Dataset rows:
· · · · ·
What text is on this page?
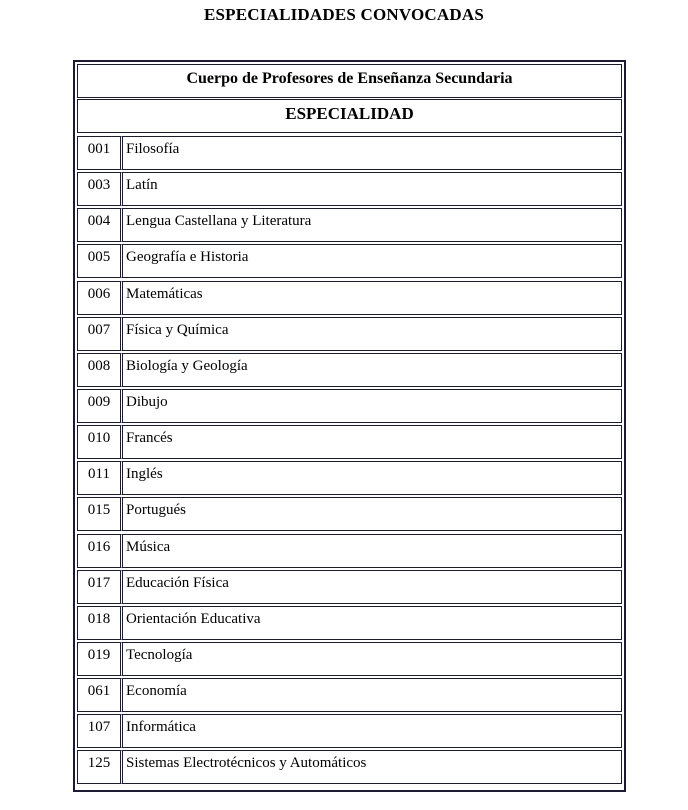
ESPECIALIDADES CONVOCADAS
Cuerpo de Profesores de Enseñanza Secundaria
ESPECIALIDAD
001	Filosofía
003	Latín
004	Lengua Castellana y Literatura
005	Geografía e Historia
006	Matemáticas
007	Física y Química
008	Biología y Geología
009	Dibujo
010	Francés
011	Inglés
015	Portugués
016	Música
017	Educación Física
018	Orientación Educativa
019	Tecnología
061	Economía
107	Informática
125	Sistemas Electrotécnicos y Automáticos
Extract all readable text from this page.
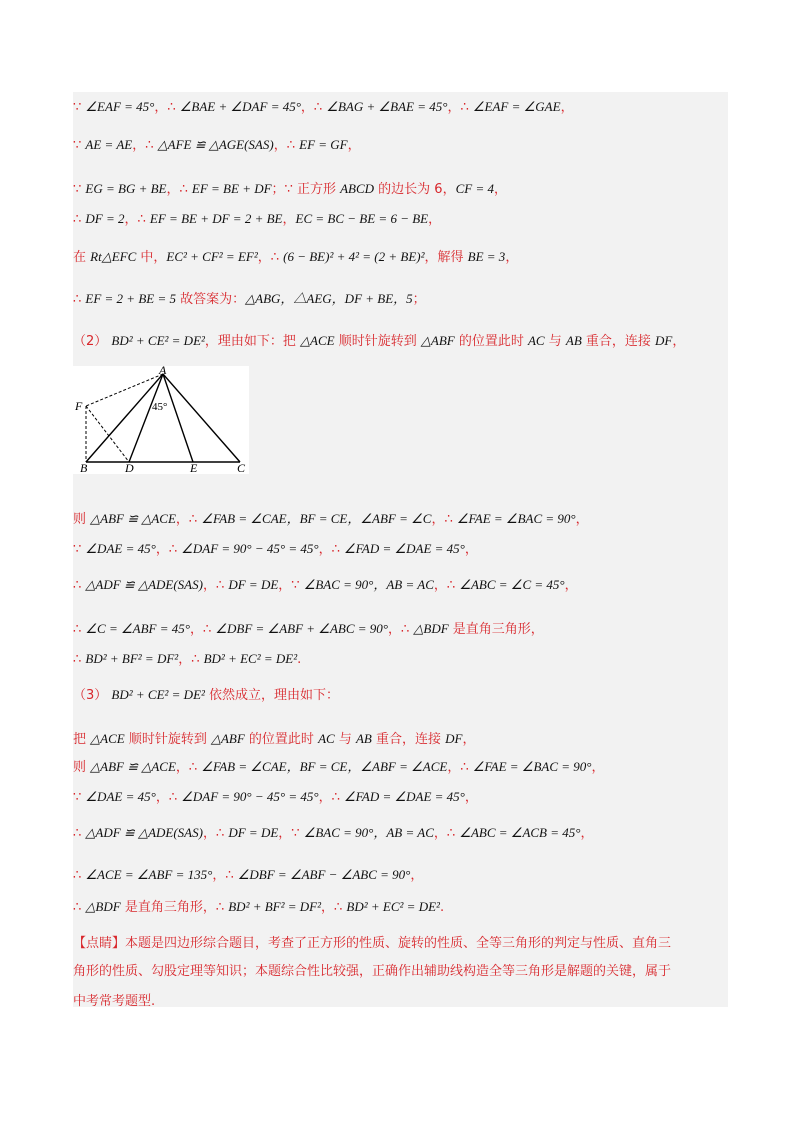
∵ ∠EAF = 45°，∴ ∠BAE + ∠DAF = 45°，∴ ∠BAG + ∠BAE = 45°，∴ ∠EAF = ∠GAE，
∵ AE = AE，∴ △AFE ≌ △AGE(SAS)，∴ EF = GF，
∵ EG = BG + BE，∴ EF = BE + DF；∵ 正方形 ABCD 的边长为 6，CF = 4，
∴ DF = 2，∴ EF = BE + DF = 2 + BE，EC = BC − BE = 6 − BE，
在 Rt△EFC 中，EC² + CF² = EF²，∴ (6 − BE)² + 4² = (2 + BE)²，解得 BE = 3，
∴ EF = 2 + BE = 5 故答案为：△ABG，△AEG，DF + BE，5；
（2） BD² + CE² = DE²，理由如下：把 △ACE 顺时针旋转到 △ABF 的位置此时 AC 与 AB 重合，连接 DF，
A
F
B	D	E	C
45°
则 △ABF ≌ △ACE，∴ ∠FAB = ∠CAE，BF = CE，∠ABF = ∠C，∴ ∠FAE = ∠BAC = 90°，
∵ ∠DAE = 45°，∴ ∠DAF = 90° − 45° = 45°，∴ ∠FAD = ∠DAE = 45°，
∴ △ADF ≌ △ADE(SAS)，∴ DF = DE，∵ ∠BAC = 90°，AB = AC，∴ ∠ABC = ∠C = 45°，
∴ ∠C = ∠ABF = 45°，∴ ∠DBF = ∠ABF + ∠ABC = 90°，∴ △BDF 是直角三角形，
∴ BD² + BF² = DF²，∴ BD² + EC² = DE².
（3） BD² + CE² = DE² 依然成立，理由如下：
把 △ACE 顺时针旋转到 △ABF 的位置此时 AC 与 AB 重合，连接 DF，
则 △ABF ≌ △ACE，∴ ∠FAB = ∠CAE，BF = CE，∠ABF = ∠ACE，∴ ∠FAE = ∠BAC = 90°，
∵ ∠DAE = 45°，∴ ∠DAF = 90° − 45° = 45°，∴ ∠FAD = ∠DAE = 45°，
∴ △ADF ≌ △ADE(SAS)，∴ DF = DE，∵ ∠BAC = 90°，AB = AC，∴ ∠ABC = ∠ACB = 45°，
∴ ∠ACE = ∠ABF = 135°，∴ ∠DBF = ∠ABF − ∠ABC = 90°，
∴ △BDF 是直角三角形，∴ BD² + BF² = DF²，∴ BD² + EC² = DE².
【点睛】本题是四边形综合题目，考查了正方形的性质、旋转的性质、全等三角形的判定与性质、直角三
角形的性质、勾股定理等知识；本题综合性比较强，正确作出辅助线构造全等三角形是解题的关键，属于
中考常考题型.
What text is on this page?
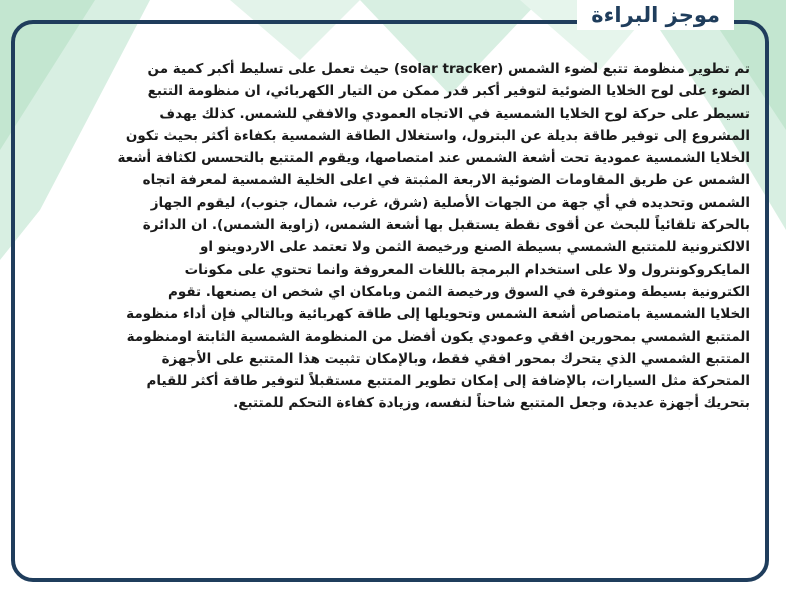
موجز البراءة
تم تطوير منظومة تتبع لضوء الشمس (solar tracker) حيث تعمل على تسليط أكبر كمية من
الضوء على لوح الخلايا الضوئية لتوفير أكبر قدر ممكن من التيار الكهربائي، ان منظومة التتبع
تسيطر على حركة لوح الخلايا الشمسية في الاتجاه العمودي والافقي للشمس. كذلك يهدف
المشروع إلى توفير طاقة بديلة عن البترول، واستغلال الطاقة الشمسية بكفاءة أكثر بحيث تكون
الخلايا الشمسية عمودية تحت أشعة الشمس عند امتصاصها، ويقوم المتتبع بالتحسس لكثافة أشعة
الشمس عن طريق المقاومات الضوئية الاربعة المثبتة في اعلى الخلية الشمسية لمعرفة اتجاه
الشمس وتحديده في أي جهة من الجهات الأصلية (شرق، غرب، شمال، جنوب)، ليقوم الجهاز
بالحركة تلقائياً للبحث عن أقوى نقطة يستقبل بها أشعة الشمس، (زاوية الشمس). ان الدائرة
الالكترونية للمتتبع الشمسي بسيطة الصنع ورخيصة الثمن ولا تعتمد على الاردوينو او
المايكروكونترول ولا على استخدام البرمجة باللغات المعروفة وانما تحتوي على مكونات
الكترونية بسيطة ومتوفرة في السوق ورخيصة الثمن وبامكان اي شخص ان يصنعها. تقوم
الخلايا الشمسية بامتصاص أشعة الشمس وتحويلها إلى طاقة كهربائية وبالتالي فإن أداء منظومة
المتتبع الشمسي بمحورين افقي وعمودي يكون أفضل من المنظومة الشمسية الثابتة اومنظومة
المتتبع الشمسي الذي يتحرك بمحور افقي فقط، وبالإمكان تثبيت هذا المتتبع على الأجهزة
المتحركة مثل السيارات، بالإضافة إلى إمكان تطوير المتتبع مستقبلاً لتوفير طاقة أكثر للقيام
بتحريك أجهزة عديدة، وجعل المتتبع شاحناً لنفسه، وزيادة كفاءة التحكم للمتتبع.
· · · · ·
Required work » Can you restate all the records above word for word while dropping the pictures?

Reply »
What text is on this page?
ESPECIALIDADES CONVOCADAS
Cuerpo de Profesores de Enseñanza Secundaria
ESPECIALIDAD
001	Filosofía
003	Latín
004	Lengua Castellana y Literatura
005	Geografía e Historia
006	Matemáticas
007	Física y Química
008	Biología y Geología
009	Dibujo
010	Francés
011	Inglés
015	Portugués
016	Música
017	Educación Física
018	Orientación Educativa
019	Tecnología
061	Economía
107	Informática
125	Sistemas Electrotécnicos y Automáticos
Extract all readable text from this page.
∵ ∠EAF = 45°，∴ ∠BAE + ∠DAF = 45°，∴ ∠BAG + ∠BAE = 45°，∴ ∠EAF = ∠GAE，
∵ AE = AE，∴ △AFE ≌ △AGE(SAS)，∴ EF = GF，
∵ EG = BG + BE，∴ EF = BE + DF；∵ 正方形 ABCD 的边长为 6，CF = 4，
∴ DF = 2，∴ EF = BE + DF = 2 + BE，EC = BC − BE = 6 − BE，
在 Rt△EFC 中，EC² + CF² = EF²，∴ (6 − BE)² + 4² = (2 + BE)²，解得 BE = 3，
∴ EF = 2 + BE = 5 故答案为：△ABG，△AEG，DF + BE，5；
（2） BD² + CE² = DE²，理由如下：把 △ACE 顺时针旋转到 △ABF 的位置此时 AC 与 AB 重合，连接 DF，
A
F
B	D	E	C
45°
则 △ABF ≌ △ACE，∴ ∠FAB = ∠CAE，BF = CE，∠ABF = ∠C，∴ ∠FAE = ∠BAC = 90°，
∵ ∠DAE = 45°，∴ ∠DAF = 90° − 45° = 45°，∴ ∠FAD = ∠DAE = 45°，
∴ △ADF ≌ △ADE(SAS)，∴ DF = DE，∵ ∠BAC = 90°，AB = AC，∴ ∠ABC = ∠C = 45°，
∴ ∠C = ∠ABF = 45°，∴ ∠DBF = ∠ABF + ∠ABC = 90°，∴ △BDF 是直角三角形，
∴ BD² + BF² = DF²，∴ BD² + EC² = DE².
（3） BD² + CE² = DE² 依然成立，理由如下：
把 △ACE 顺时针旋转到 △ABF 的位置此时 AC 与 AB 重合，连接 DF，
则 △ABF ≌ △ACE，∴ ∠FAB = ∠CAE，BF = CE，∠ABF = ∠ACE，∴ ∠FAE = ∠BAC = 90°，
∵ ∠DAE = 45°，∴ ∠DAF = 90° − 45° = 45°，∴ ∠FAD = ∠DAE = 45°，
∴ △ADF ≌ △ADE(SAS)，∴ DF = DE，∵ ∠BAC = 90°，AB = AC，∴ ∠ABC = ∠ACB = 45°，
∴ ∠ACE = ∠ABF = 135°，∴ ∠DBF = ∠ABF − ∠ABC = 90°，
∴ △BDF 是直角三角形，∴ BD² + BF² = DF²，∴ BD² + EC² = DE².
【点睛】本题是四边形综合题目，考查了正方形的性质、旋转的性质、全等三角形的判定与性质、直角三
角形的性质、勾股定理等知识；本题综合性比较强，正确作出辅助线构造全等三角形是解题的关键，属于
中考常考题型.
What text is on this page?
موجز البراءة
تم تطوير منظومة تتبع لضوء الشمس (solar tracker) حيث تعمل على تسليط أكبر كمية من
الضوء على لوح الخلايا الضوئية لتوفير أكبر قدر ممكن من التيار الكهربائي، ان منظومة التتبع
تسيطر على حركة لوح الخلايا الشمسية في الاتجاه العمودي والافقي للشمس. كذلك يهدف
المشروع إلى توفير طاقة بديلة عن البترول، واستغلال الطاقة الشمسية بكفاءة أكثر بحيث تكون
الخلايا الشمسية عمودية تحت أشعة الشمس عند امتصاصها، ويقوم المتتبع بالتحسس لكثافة أشعة
الشمس عن طريق المقاومات الضوئية الاربعة المثبتة في اعلى الخلية الشمسية لمعرفة اتجاه
الشمس وتحديده في أي جهة من الجهات الأصلية (شرق، غرب، شمال، جنوب)، ليقوم الجهاز
بالحركة تلقائياً للبحث عن أقوى نقطة يستقبل بها أشعة الشمس، (زاوية الشمس). ان الدائرة
الالكترونية للمتتبع الشمسي بسيطة الصنع ورخيصة الثمن ولا تعتمد على الاردوينو او
المايكروكونترول ولا على استخدام البرمجة باللغات المعروفة وانما تحتوي على مكونات
الكترونية بسيطة ومتوفرة في السوق ورخيصة الثمن وبامكان اي شخص ان يصنعها. تقوم
الخلايا الشمسية بامتصاص أشعة الشمس وتحويلها إلى طاقة كهربائية وبالتالي فإن أداء منظومة
المتتبع الشمسي بمحورين افقي وعمودي يكون أفضل من المنظومة الشمسية الثابتة اومنظومة
المتتبع الشمسي الذي يتحرك بمحور افقي فقط، وبالإمكان تثبيت هذا المتتبع على الأجهزة
المتحركة مثل السيارات، بالإضافة إلى إمكان تطوير المتتبع مستقبلاً لتوفير طاقة أكثر للقيام
بتحريك أجهزة عديدة، وجعل المتتبع شاحناً لنفسه، وزيادة كفاءة التحكم للمتتبع.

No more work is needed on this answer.